■ What is required ■
Only a number is expected: how many lines in the data below contain the word "this".

(Saved data entries)
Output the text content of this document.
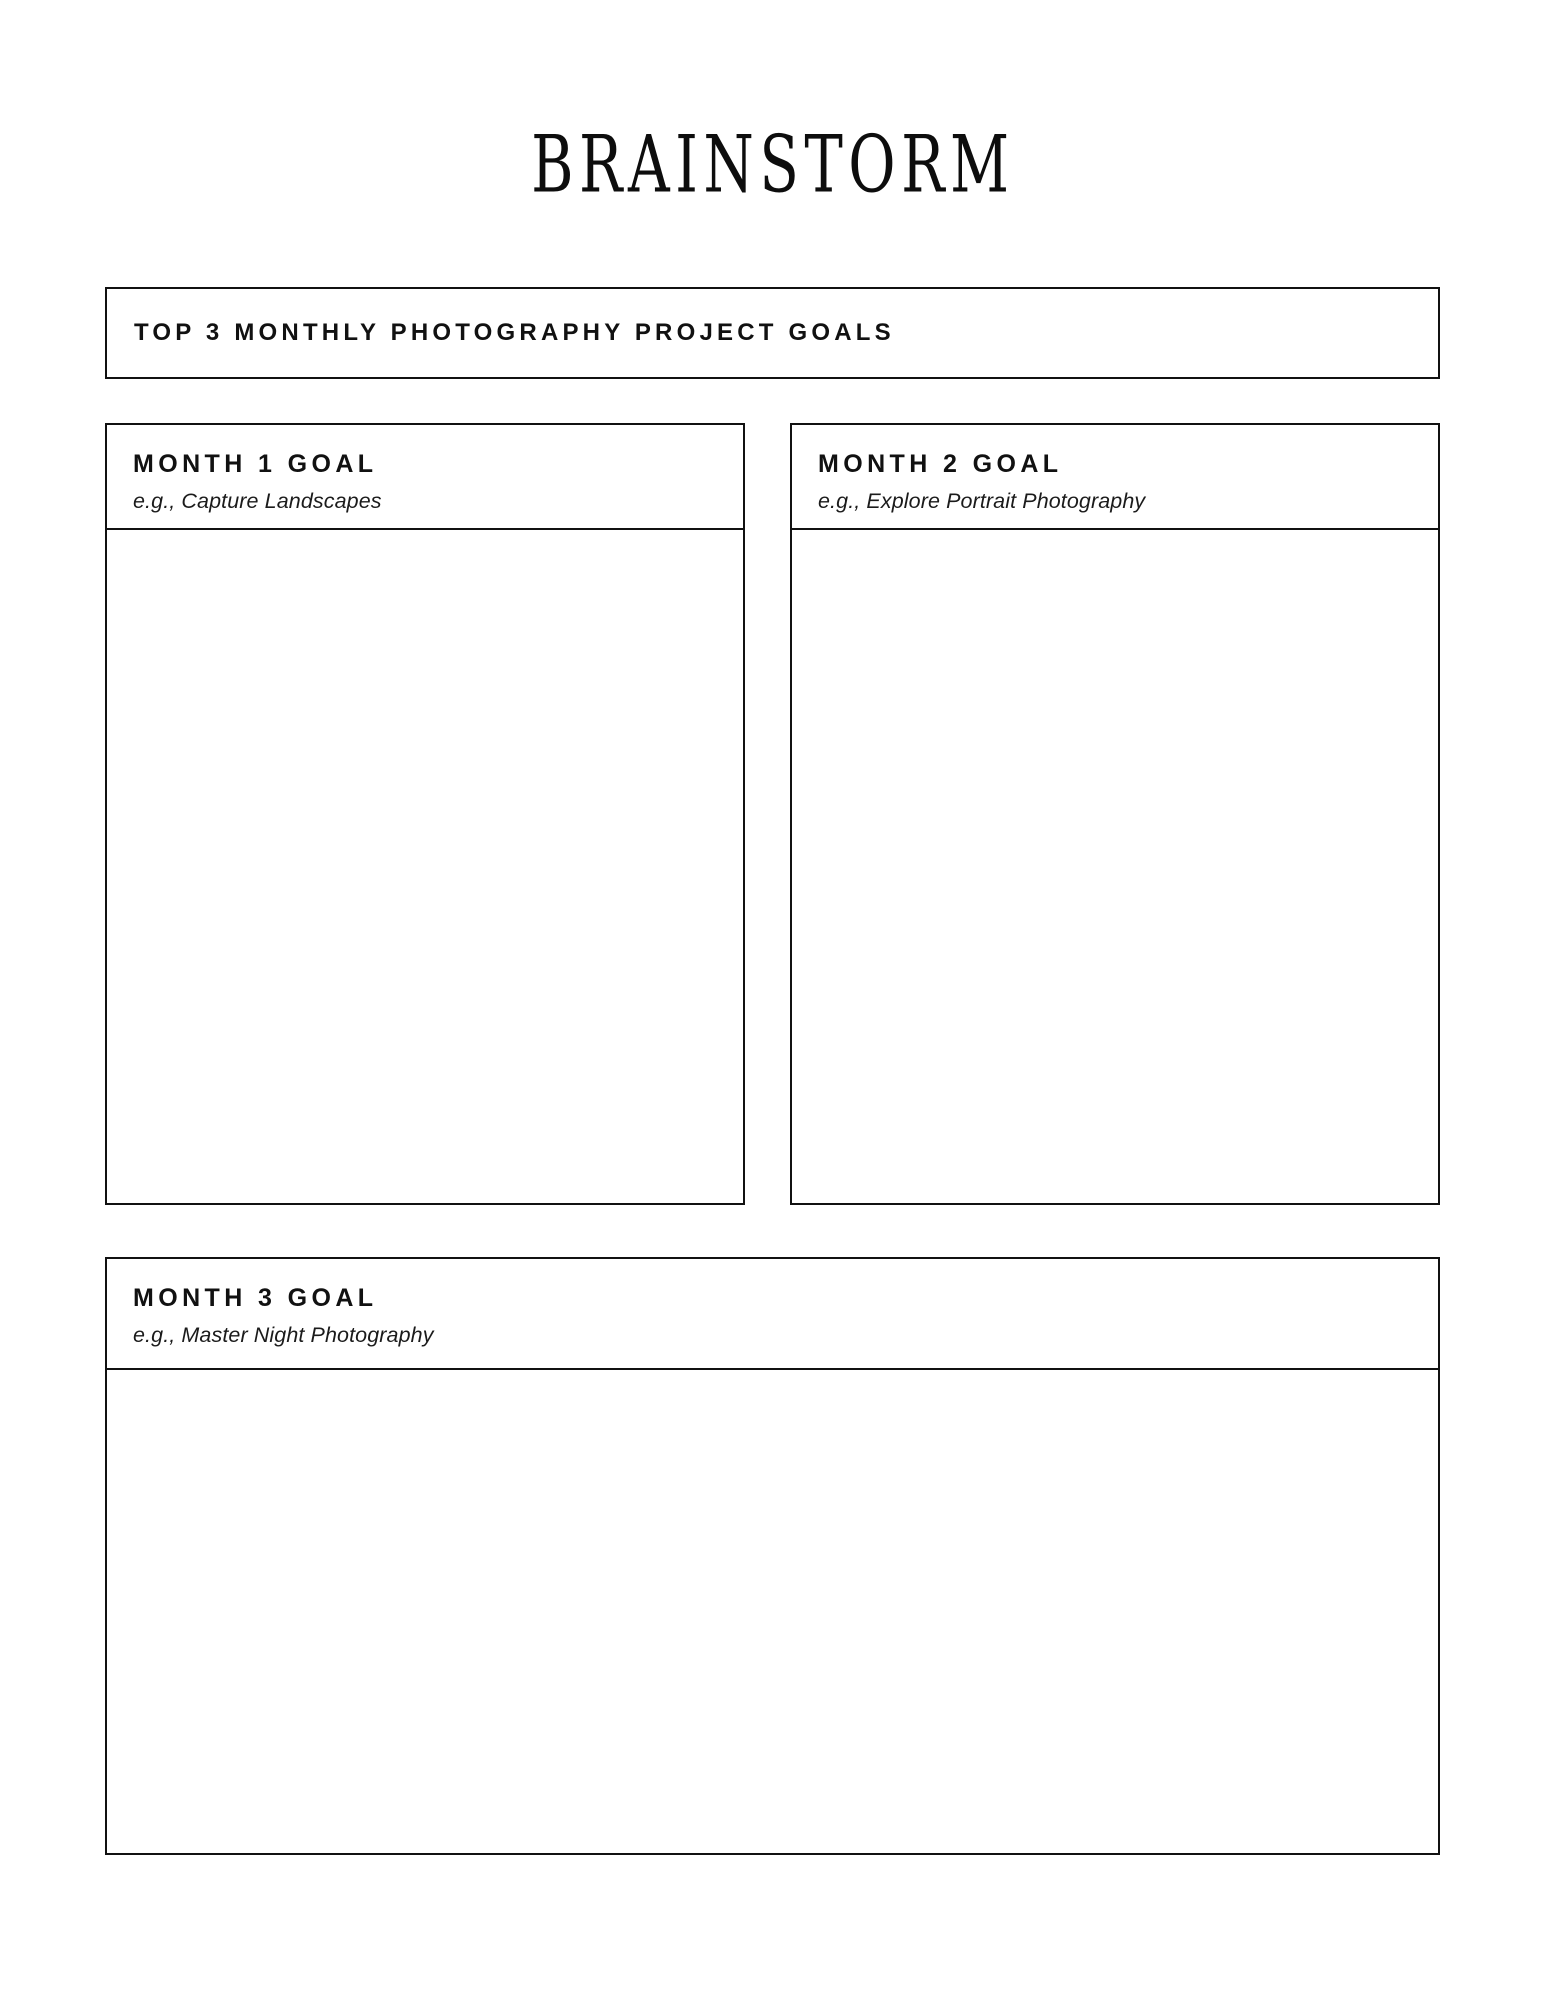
BRAINSTORM
TOP 3 MONTHLY PHOTOGRAPHY PROJECT GOALS
MONTH 1 GOAL
e.g., Capture Landscapes
MONTH 2 GOAL
e.g., Explore Portrait Photography
MONTH 3 GOAL
e.g., Master Night Photography
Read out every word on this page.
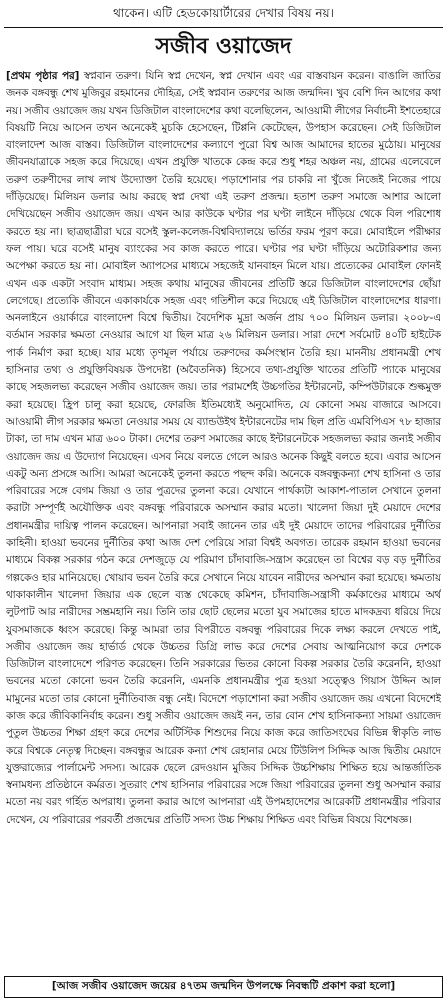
থাকেন। এটি হেডকোয়ার্টারের দেখার বিষয় নয়।
সজীব ওয়াজেদ
[প্রথম পৃষ্ঠার পর] স্বপ্নবান তরুণ। যিনি স্বপ্ন দেখেন, স্বপ্ন দেখান এবং এর বাস্তবায়ন করেন। বাঙালি জাতির জনক বঙ্গবন্ধু শেখ মুজিবুর রহমানের দৌহিত্র, সেই স্বপ্নবান তরুণের আজ জন্মদিন। খুব বেশি দিন আগের কথা নয়। সজীব ওয়াজেদ জয় যখন ডিজিটাল বাংলাদেশের কথা বলেছিলেন, আওয়ামী লীগের নির্বাচনী ইশতেহারে বিষয়টি নিয়ে আসেন তখন অনেকেই মুচকি হেসেছেন, টিপ্পনি কেটেছেন, উপহাস করেছেন। সেই ডিজিটাল বাংলাদেশ আজ বাস্তব। ডিজিটাল বাংলাদেশের কল্যাণে পুরো বিশ্ব আজ আমাদের হাতের মুঠোয়। মানুষের জীবনযাত্রাকে সহজ করে দিয়েছে। এখন প্রযুক্তি খাতকে কেন্দ্র করে শুধু শহর অঞ্চল নয়, গ্রামের এলেবেলে তরুণ তরুণীদের লাখ লাখ উদ্যোক্তা তৈরি হয়েছে। পড়াশোনার পর চাকরি না খুঁজে নিজেই নিজের পায়ে দাঁড়িয়েছে। মিলিয়ন ডলার আয় করছে স্বপ্ন দেখা এই তরুণ প্রজন্ম। হতাশ তরুণ সমাজে আশার আলো দেখিয়েছেন সজীব ওয়াজেদ জয়। এখন আর কাউকে ঘণ্টার পর ঘণ্টা লাইনে দাঁড়িয়ে থেকে বিল পরিশোধ করতে হয় না। ছাত্রছাত্রীরা ঘরে বসেই স্কুল-কলেজ-বিশ্ববিদ্যালয়ে ভর্তির ফরম পূরণ করে। মোবাইলে পরীক্ষার ফল পায়। ঘরে বসেই মানুষ ব্যাংকের সব কাজ করতে পারে। ঘণ্টার পর ঘণ্টা দাঁড়িয়ে অটোরিকশার জন্য অপেক্ষা করতে হয় না। মোবাইল অ্যাপসের মাধ্যমে সহজেই যানবাহন মিলে যায়। প্রত্যেকের মোবাইল ফোনই এখন এক একটা সংবাদ মাধ্যম। সহজ কথায় মানুষের জীবনের প্রতিটি স্তরে ডিজিটাল বাংলাদেশের ছোঁয়া লেগেছে। প্রত্যেকি জীবনে একাকার্যকে সহজ এবং গতিশীল করে দিয়েছে এই ডিজিটাল বাংলাদেশের ধারণা। অনলাইনে ওয়ার্কারে বাংলাদেশ বিশ্বে দ্বিতীয়। বৈদেশিক মুদ্রা অর্জন প্রায় ৭০০ মিলিয়ন ডলার। ২০০৮-এ বর্তমান সরকার ক্ষমতা নেওয়ার আগে যা ছিল মাত্র ২৬ মিলিয়ন ডলার। সারা দেশে সর্বমোট ৪০টি হাইটেক পার্ক নির্মাণ করা হচ্ছে। যার মধ্যে তৃণমূল পর্যায়ে তরুণদের কর্মসংস্থান তৈরি হয়। মাননীয় প্রধানমন্ত্রী শেখ হাসিনার তথ্য ও প্রযুক্তিবিষয়ক উপদেষ্টা (অবৈতনিক) হিসেবে তথ্য-প্রযুক্তি খাতের প্রতিটি প্যাকে মানুষের কাছে সহজলভ্য করেছেন সজীব ওয়াজেদ জয়। তার পরামর্শেই উচ্চগতির ইন্টারনেট, কম্পিউটারকে শুল্কমুক্ত করা হয়েছে। হ্রিপ চালু করা হয়েছে, ফোরজি ইতিমধ্যেই অনুমোদিত, যে কোনো সময় বাজারে আসবে। আওয়ামী লীগ সরকার ক্ষমতা নেওয়ার সময় যে ব্যান্ডউইথ ইন্টারনেটের দাম ছিল প্রতি এমবিপিএস ৭৮ হাজার টাকা, তা দাম এখন মাত্র ৬০০ টাকা। দেশের তরুণ সমাজের কাছে ইন্টারনেটকে সহজলভ্য করার জন্যই সজীব ওয়াজেদ জয় এ উদ্যোগ নিয়েছেন। এসব নিয়ে বলতে গেলে আরও অনেক কিছুই বলতে হবে। এবার আসেন একটু অন্য প্রসঙ্গে আসি। আমরা অনেকেই তুলনা করতে পছন্দ করি। অনেকে বঙ্গবন্ধুকন্যা শেখ হাসিনা ও তার পরিবারের সঙ্গে বেগম জিয়া ও তার পুত্রদের তুলনা করে। যেখানে পার্থক্যটা আকাশ-পাতাল সেখানে তুলনা করাটা সম্পূর্ণই অযৌক্তিক এবং বঙ্গবন্ধু পরিবারকে অসম্মান করার মতো। খালেদা জিয়া দুই মেয়াদে দেশের প্রধানমন্ত্রীর দায়িত্ব পালন করেছেন। আপনারা সবাই জানেন তার এই দুই মেয়াদে তাদের পরিবারের দুর্নীতির কাহিনী। হাওয়া ভবনের দুর্নীতির কথা আজ দেশ পেরিয়ে সারা বিশ্বই অবগত। তারেক রহমান হাওয়া ভবনের মাধ্যমে বিকল্প সরকার গঠন করে দেশজুড়ে যে পরিমাণ চাঁদাবাজি-সন্ত্রাস করেছেন তা বিশ্বের বড় বড় দুর্নীতির গল্পকেও হার মানিয়েছে। খোয়াব ভবন তৈরি করে সেখানে নিয়ে যাবেন নারীদের অসম্মান করা হয়েছে। ক্ষমতায় থাকাকালীন খালেদা জিয়ার এক ছেলে ব্যস্ত থেকেছে কমিশন, চাঁদাবাজি-সন্ত্রাসী কর্মকাণ্ডের মাধ্যমে অর্থ লুটপাট আর নারীদের সম্ভ্রমহানি নয়। তিনি তার ছোট ছেলের মতো যুব সমাজের হাতে মাদকদ্রব্য ধরিয়ে দিয়ে যুবসমাজকে ধ্বংস করেছে। কিন্তু আমরা তার বিপরীতে বঙ্গবন্ধু পরিবারের দিকে লক্ষ্য করলে দেখতে পাই, সজীব ওয়াজেদ জয় হার্ভার্ড থেকে উচ্চতর ডিগ্রি লাভ করে দেশের সেবায় আত্মনিয়োগ করে দেশকে ডিজিটাল বাংলাদেশে পরিণত করেছেন। তিনি সরকারের ভিতর কোনো বিকল্প সরকার তৈরি করেননি, হাওয়া ভবনের মতো কোনো ভবন তৈরি করেননি, এমনকি প্রধানমন্ত্রীর পুত্র হওয়া সত্ত্বেও গিয়াস উদ্দিন আল মামুনের মতো তার কোনো দুর্নীতিবাজ বন্ধু নেই। বিদেশে পড়াশোনা করা সজীব ওয়াজেদ জয় এখনো বিদেশেই কাজ করে জীবিকানির্বাহ করেন। শুধু সজীব ওয়াজেদ জয়ই নন, তার বোন শেখ হাসিনাকন্যা সায়মা ওয়াজেদ পুতুল উচ্চতর শিক্ষা গ্রহণ করে দেশের অটিস্টিক শিশুদের নিয়ে কাজ করে জাতিসংঘের বিভিন্ন স্বীকৃতি লাভ করে বিশ্বকে নেতৃত্ব দিচ্ছেন। বঙ্গবন্ধুর আরেক কন্যা শেখ রেহানার মেয়ে টিউলিপ সিদ্দিক আজ দ্বিতীয় মেয়াদে যুক্তরাজ্যের পার্লামেন্ট সদস্য। আরেক ছেলে রেদওয়ান মুজিব সিদ্দিক উচ্চশিক্ষায় শিক্ষিত হয়ে আন্তর্জাতিক স্বনামধন্য প্রতিষ্ঠানে কর্মরত। সুতরাং শেখ হাসিনার পরিবারের সঙ্গে জিয়া পরিবারের তুলনা শুধু অসম্মান করার মতো নয় বরং গর্হিত অপরাধ। তুলনা করার আগে আপনারা এই উপমহাদেশের আরেকটি প্রধানমন্ত্রীর পরিবার দেখেন, যে পরিবারের পরবর্তী প্রজন্মের প্রতিটি সদস্য উচ্চ শিক্ষায় শিক্ষিত এবং বিভিন্ন বিষয়ে বিশেষজ্ঞ।
[আজ সজীব ওয়াজেদ জয়ের ৪৭তম জন্মদিন উপলক্ষে নিবন্ধটি প্রকাশ করা হলো]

■ Exercise result ■
2